Tell how many lines include the string "machinery". Answer with a single number.
— BEGIN Extracted records —
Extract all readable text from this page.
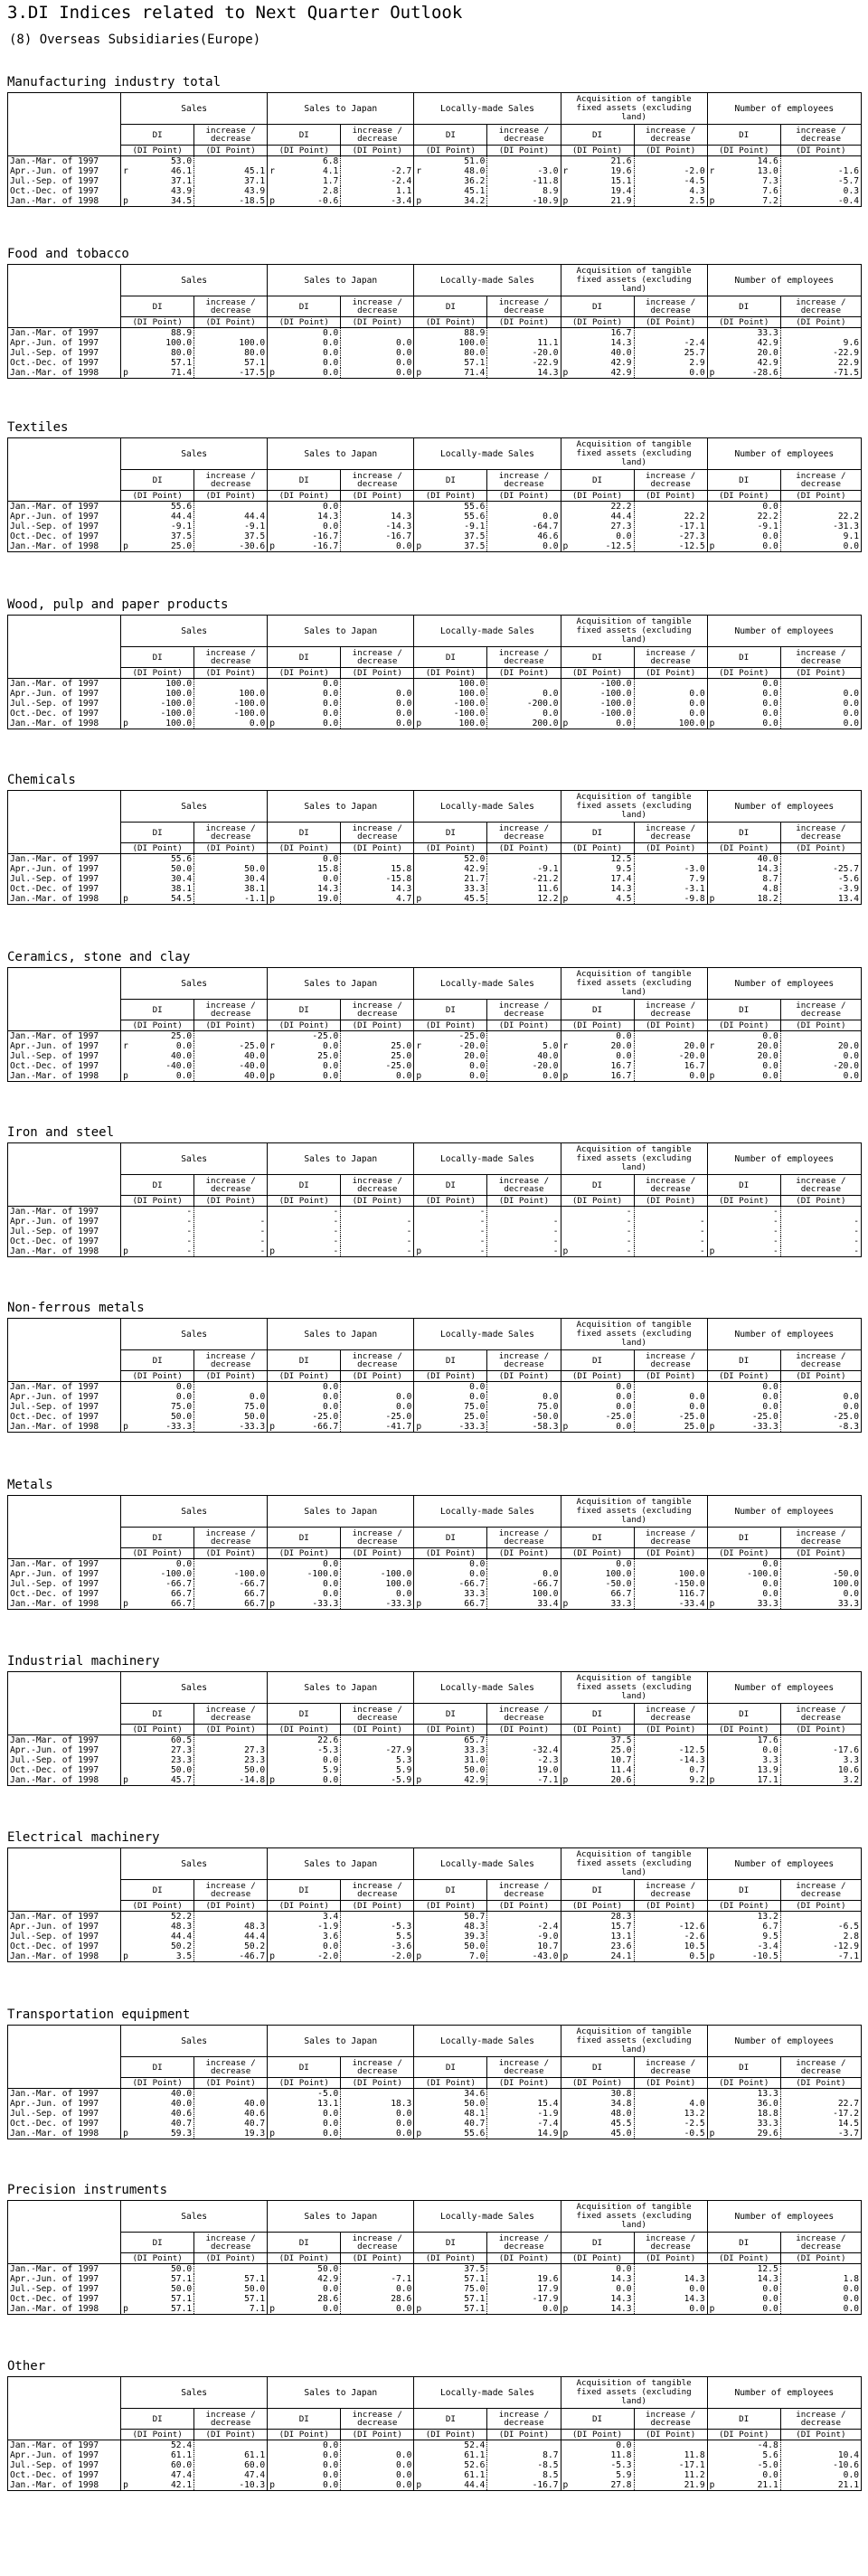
3.DI Indices related to Next Quarter Outlook
(8) Overseas Subsidiaries(Europe)
Manufacturing industry total
	Sales				Sales to Japan				Locally-made Sales				Acquisition of tangible fixed assets (excluding land)				Number of employees			
	DI		increase / decrease		DI		increase / decrease		DI		increase / decrease		DI		increase / decrease		DI		increase / decrease	
	(DI Point)		(DI Point)		(DI Point)		(DI Point)		(DI Point)		(DI Point)		(DI Point)		(DI Point)		(DI Point)		(DI Point)	
Jan.-Mar. of 1997		53.0				6.8				51.0				21.6				14.6		
Apr.-Jun. of 1997	r	46.1		45.1	r	4.1		-2.7	r	48.0		-3.0	r	19.6		-2.0	r	13.0		-1.6
Jul.-Sep. of 1997		37.1		37.1		1.7		-2.4		36.2		-11.8		15.1		-4.5		7.3		-5.7
Oct.-Dec. of 1997		43.9		43.9		2.8		1.1		45.1		8.9		19.4		4.3		7.6		0.3
Jan.-Mar. of 1998	p	34.5		-18.5	p	-0.6		-3.4	p	34.2		-10.9	p	21.9		2.5	p	7.2		-0.4
Food and tobacco
	Sales				Sales to Japan				Locally-made Sales				Acquisition of tangible fixed assets (excluding land)				Number of employees			
	DI		increase / decrease		DI		increase / decrease		DI		increase / decrease		DI		increase / decrease		DI		increase / decrease	
	(DI Point)		(DI Point)		(DI Point)		(DI Point)		(DI Point)		(DI Point)		(DI Point)		(DI Point)		(DI Point)		(DI Point)	
Jan.-Mar. of 1997		88.9				0.0				88.9				16.7				33.3		
Apr.-Jun. of 1997		100.0		100.0		0.0		0.0		100.0		11.1		14.3		-2.4		42.9		9.6
Jul.-Sep. of 1997		80.0		80.0		0.0		0.0		80.0		-20.0		40.0		25.7		20.0		-22.9
Oct.-Dec. of 1997		57.1		57.1		0.0		0.0		57.1		-22.9		42.9		2.9		42.9		22.9
Jan.-Mar. of 1998	p	71.4		-17.5	p	0.0		0.0	p	71.4		14.3	p	42.9		0.0	p	-28.6		-71.5
Textiles
	Sales				Sales to Japan				Locally-made Sales				Acquisition of tangible fixed assets (excluding land)				Number of employees			
	DI		increase / decrease		DI		increase / decrease		DI		increase / decrease		DI		increase / decrease		DI		increase / decrease	
	(DI Point)		(DI Point)		(DI Point)		(DI Point)		(DI Point)		(DI Point)		(DI Point)		(DI Point)		(DI Point)		(DI Point)	
Jan.-Mar. of 1997		55.6				0.0				55.6				22.2				0.0		
Apr.-Jun. of 1997		44.4		44.4		14.3		14.3		55.6		0.0		44.4		22.2		22.2		22.2
Jul.-Sep. of 1997		-9.1		-9.1		0.0		-14.3		-9.1		-64.7		27.3		-17.1		-9.1		-31.3
Oct.-Dec. of 1997		37.5		37.5		-16.7		-16.7		37.5		46.6		0.0		-27.3		0.0		9.1
Jan.-Mar. of 1998	p	25.0		-30.6	p	-16.7		0.0	p	37.5		0.0	p	-12.5		-12.5	p	0.0		0.0
Wood, pulp and paper products
	Sales				Sales to Japan				Locally-made Sales				Acquisition of tangible fixed assets (excluding land)				Number of employees			
	DI		increase / decrease		DI		increase / decrease		DI		increase / decrease		DI		increase / decrease		DI		increase / decrease	
	(DI Point)		(DI Point)		(DI Point)		(DI Point)		(DI Point)		(DI Point)		(DI Point)		(DI Point)		(DI Point)		(DI Point)	
Jan.-Mar. of 1997		100.0				0.0				100.0				-100.0				0.0		
Apr.-Jun. of 1997		100.0		100.0		0.0		0.0		100.0		0.0		-100.0		0.0		0.0		0.0
Jul.-Sep. of 1997		-100.0		-100.0		0.0		0.0		-100.0		-200.0		-100.0		0.0		0.0		0.0
Oct.-Dec. of 1997		-100.0		-100.0		0.0		0.0		-100.0		0.0		-100.0		0.0		0.0		0.0
Jan.-Mar. of 1998	p	100.0		0.0	p	0.0		0.0	p	100.0		200.0	p	0.0		100.0	p	0.0		0.0
Chemicals
	Sales				Sales to Japan				Locally-made Sales				Acquisition of tangible fixed assets (excluding land)				Number of employees			
	DI		increase / decrease		DI		increase / decrease		DI		increase / decrease		DI		increase / decrease		DI		increase / decrease	
	(DI Point)		(DI Point)		(DI Point)		(DI Point)		(DI Point)		(DI Point)		(DI Point)		(DI Point)		(DI Point)		(DI Point)	
Jan.-Mar. of 1997		55.6				0.0				52.0				12.5				40.0		
Apr.-Jun. of 1997		50.0		50.0		15.8		15.8		42.9		-9.1		9.5		-3.0		14.3		-25.7
Jul.-Sep. of 1997		30.4		30.4		0.0		-15.8		21.7		-21.2		17.4		7.9		8.7		-5.6
Oct.-Dec. of 1997		38.1		38.1		14.3		14.3		33.3		11.6		14.3		-3.1		4.8		-3.9
Jan.-Mar. of 1998	p	54.5		-1.1	p	19.0		4.7	p	45.5		12.2	p	4.5		-9.8	p	18.2		13.4
Ceramics, stone and clay
	Sales				Sales to Japan				Locally-made Sales				Acquisition of tangible fixed assets (excluding land)				Number of employees			
	DI		increase / decrease		DI		increase / decrease		DI		increase / decrease		DI		increase / decrease		DI		increase / decrease	
	(DI Point)		(DI Point)		(DI Point)		(DI Point)		(DI Point)		(DI Point)		(DI Point)		(DI Point)		(DI Point)		(DI Point)	
Jan.-Mar. of 1997		25.0				-25.0				-25.0				0.0				0.0		
Apr.-Jun. of 1997	r	0.0		-25.0	r	0.0		25.0	r	-20.0		5.0	r	20.0		20.0	r	20.0		20.0
Jul.-Sep. of 1997		40.0		40.0		25.0		25.0		20.0		40.0		0.0		-20.0		20.0		0.0
Oct.-Dec. of 1997		-40.0		-40.0		0.0		-25.0		0.0		-20.0		16.7		16.7		0.0		-20.0
Jan.-Mar. of 1998	p	0.0		40.0	p	0.0		0.0	p	0.0		0.0	p	16.7		0.0	p	0.0		0.0
Iron and steel
	Sales				Sales to Japan				Locally-made Sales				Acquisition of tangible fixed assets (excluding land)				Number of employees			
	DI		increase / decrease		DI		increase / decrease		DI		increase / decrease		DI		increase / decrease		DI		increase / decrease	
	(DI Point)		(DI Point)		(DI Point)		(DI Point)		(DI Point)		(DI Point)		(DI Point)		(DI Point)		(DI Point)		(DI Point)	
Jan.-Mar. of 1997		-				-				-				-				-		
Apr.-Jun. of 1997		-		-		-		-		-		-		-		-		-		-
Jul.-Sep. of 1997		-		-		-		-		-		-		-		-		-		-
Oct.-Dec. of 1997		-		-		-		-		-		-		-		-		-		-
Jan.-Mar. of 1998	p	-		-	p	-		-	p	-		-	p	-		-	p	-		-
Non-ferrous metals
	Sales				Sales to Japan				Locally-made Sales				Acquisition of tangible fixed assets (excluding land)				Number of employees			
	DI		increase / decrease		DI		increase / decrease		DI		increase / decrease		DI		increase / decrease		DI		increase / decrease	
	(DI Point)		(DI Point)		(DI Point)		(DI Point)		(DI Point)		(DI Point)		(DI Point)		(DI Point)		(DI Point)		(DI Point)	
Jan.-Mar. of 1997		0.0				0.0				0.0				0.0				0.0		
Apr.-Jun. of 1997		0.0		0.0		0.0		0.0		0.0		0.0		0.0		0.0		0.0		0.0
Jul.-Sep. of 1997		75.0		75.0		0.0		0.0		75.0		75.0		0.0		0.0		0.0		0.0
Oct.-Dec. of 1997		50.0		50.0		-25.0		-25.0		25.0		-50.0		-25.0		-25.0		-25.0		-25.0
Jan.-Mar. of 1998	p	-33.3		-33.3	p	-66.7		-41.7	p	-33.3		-58.3	p	0.0		25.0	p	-33.3		-8.3
Metals
	Sales				Sales to Japan				Locally-made Sales				Acquisition of tangible fixed assets (excluding land)				Number of employees			
	DI		increase / decrease		DI		increase / decrease		DI		increase / decrease		DI		increase / decrease		DI		increase / decrease	
	(DI Point)		(DI Point)		(DI Point)		(DI Point)		(DI Point)		(DI Point)		(DI Point)		(DI Point)		(DI Point)		(DI Point)	
Jan.-Mar. of 1997		0.0				0.0				0.0				0.0				0.0		
Apr.-Jun. of 1997		-100.0		-100.0		-100.0		-100.0		0.0		0.0		100.0		100.0		-100.0		-50.0
Jul.-Sep. of 1997		-66.7		-66.7		0.0		100.0		-66.7		-66.7		-50.0		-150.0		0.0		100.0
Oct.-Dec. of 1997		66.7		66.7		0.0		0.0		33.3		100.0		66.7		116.7		0.0		0.0
Jan.-Mar. of 1998	p	66.7		66.7	p	-33.3		-33.3	p	66.7		33.4	p	33.3		-33.4	p	33.3		33.3
Industrial machinery
	Sales				Sales to Japan				Locally-made Sales				Acquisition of tangible fixed assets (excluding land)				Number of employees			
	DI		increase / decrease		DI		increase / decrease		DI		increase / decrease		DI		increase / decrease		DI		increase / decrease	
	(DI Point)		(DI Point)		(DI Point)		(DI Point)		(DI Point)		(DI Point)		(DI Point)		(DI Point)		(DI Point)		(DI Point)	
Jan.-Mar. of 1997		60.5				22.6				65.7				37.5				17.6		
Apr.-Jun. of 1997		27.3		27.3		-5.3		-27.9		33.3		-32.4		25.0		-12.5		0.0		-17.6
Jul.-Sep. of 1997		23.3		23.3		0.0		5.3		31.0		-2.3		10.7		-14.3		3.3		3.3
Oct.-Dec. of 1997		50.0		50.0		5.9		5.9		50.0		19.0		11.4		0.7		13.9		10.6
Jan.-Mar. of 1998	p	45.7		-14.8	p	0.0		-5.9	p	42.9		-7.1	p	20.6		9.2	p	17.1		3.2
Electrical machinery
	Sales				Sales to Japan				Locally-made Sales				Acquisition of tangible fixed assets (excluding land)				Number of employees			
	DI		increase / decrease		DI		increase / decrease		DI		increase / decrease		DI		increase / decrease		DI		increase / decrease	
	(DI Point)		(DI Point)		(DI Point)		(DI Point)		(DI Point)		(DI Point)		(DI Point)		(DI Point)		(DI Point)		(DI Point)	
Jan.-Mar. of 1997		52.2				3.4				50.7				28.3				13.2		
Apr.-Jun. of 1997		48.3		48.3		-1.9		-5.3		48.3		-2.4		15.7		-12.6		6.7		-6.5
Jul.-Sep. of 1997		44.4		44.4		3.6		5.5		39.3		-9.0		13.1		-2.6		9.5		2.8
Oct.-Dec. of 1997		50.2		50.2		0.0		-3.6		50.0		10.7		23.6		10.5		-3.4		-12.9
Jan.-Mar. of 1998	p	3.5		-46.7	p	-2.0		-2.0	p	7.0		-43.0	p	24.1		0.5	p	-10.5		-7.1
Transportation equipment
	Sales				Sales to Japan				Locally-made Sales				Acquisition of tangible fixed assets (excluding land)				Number of employees			
	DI		increase / decrease		DI		increase / decrease		DI		increase / decrease		DI		increase / decrease		DI		increase / decrease	
	(DI Point)		(DI Point)		(DI Point)		(DI Point)		(DI Point)		(DI Point)		(DI Point)		(DI Point)		(DI Point)		(DI Point)	
Jan.-Mar. of 1997		40.0				-5.0				34.6				30.8				13.3		
Apr.-Jun. of 1997		40.0		40.0		13.1		18.3		50.0		15.4		34.8		4.0		36.0		22.7
Jul.-Sep. of 1997		40.6		40.6		0.0		0.0		48.1		-1.9		48.0		13.2		18.8		-17.2
Oct.-Dec. of 1997		40.7		40.7		0.0		0.0		40.7		-7.4		45.5		-2.5		33.3		14.5
Jan.-Mar. of 1998	p	59.3		19.3	p	0.0		0.0	p	55.6		14.9	p	45.0		-0.5	p	29.6		-3.7
Precision instruments
	Sales				Sales to Japan				Locally-made Sales				Acquisition of tangible fixed assets (excluding land)				Number of employees			
	DI		increase / decrease		DI		increase / decrease		DI		increase / decrease		DI		increase / decrease		DI		increase / decrease	
	(DI Point)		(DI Point)		(DI Point)		(DI Point)		(DI Point)		(DI Point)		(DI Point)		(DI Point)		(DI Point)		(DI Point)	
Jan.-Mar. of 1997		50.0				50.0				37.5				0.0				12.5		
Apr.-Jun. of 1997		57.1		57.1		42.9		-7.1		57.1		19.6		14.3		14.3		14.3		1.8
Jul.-Sep. of 1997		50.0		50.0		0.0		0.0		75.0		17.9		0.0		0.0		0.0		0.0
Oct.-Dec. of 1997		57.1		57.1		28.6		28.6		57.1		-17.9		14.3		14.3		0.0		0.0
Jan.-Mar. of 1998	p	57.1		7.1	p	0.0		0.0	p	57.1		0.0	p	14.3		0.0	p	0.0		0.0
Other
	Sales				Sales to Japan				Locally-made Sales				Acquisition of tangible fixed assets (excluding land)				Number of employees			
	DI		increase / decrease		DI		increase / decrease		DI		increase / decrease		DI		increase / decrease		DI		increase / decrease	
	(DI Point)		(DI Point)		(DI Point)		(DI Point)		(DI Point)		(DI Point)		(DI Point)		(DI Point)		(DI Point)		(DI Point)	
Jan.-Mar. of 1997		52.4				0.0				52.4				0.0				-4.8		
Apr.-Jun. of 1997		61.1		61.1		0.0		0.0		61.1		8.7		11.8		11.8		5.6		10.4
Jul.-Sep. of 1997		60.0		60.0		0.0		0.0		52.6		-8.5		-5.3		-17.1		-5.0		-10.6
Oct.-Dec. of 1997		47.4		47.4		0.0		0.0		61.1		8.5		5.9		11.2		0.0		0.0
Jan.-Mar. of 1998	p	42.1		-10.3	p	0.0		0.0	p	44.4		-16.7	p	27.8		21.9	p	21.1		21.1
— END Extracted records —
● Result of the task
2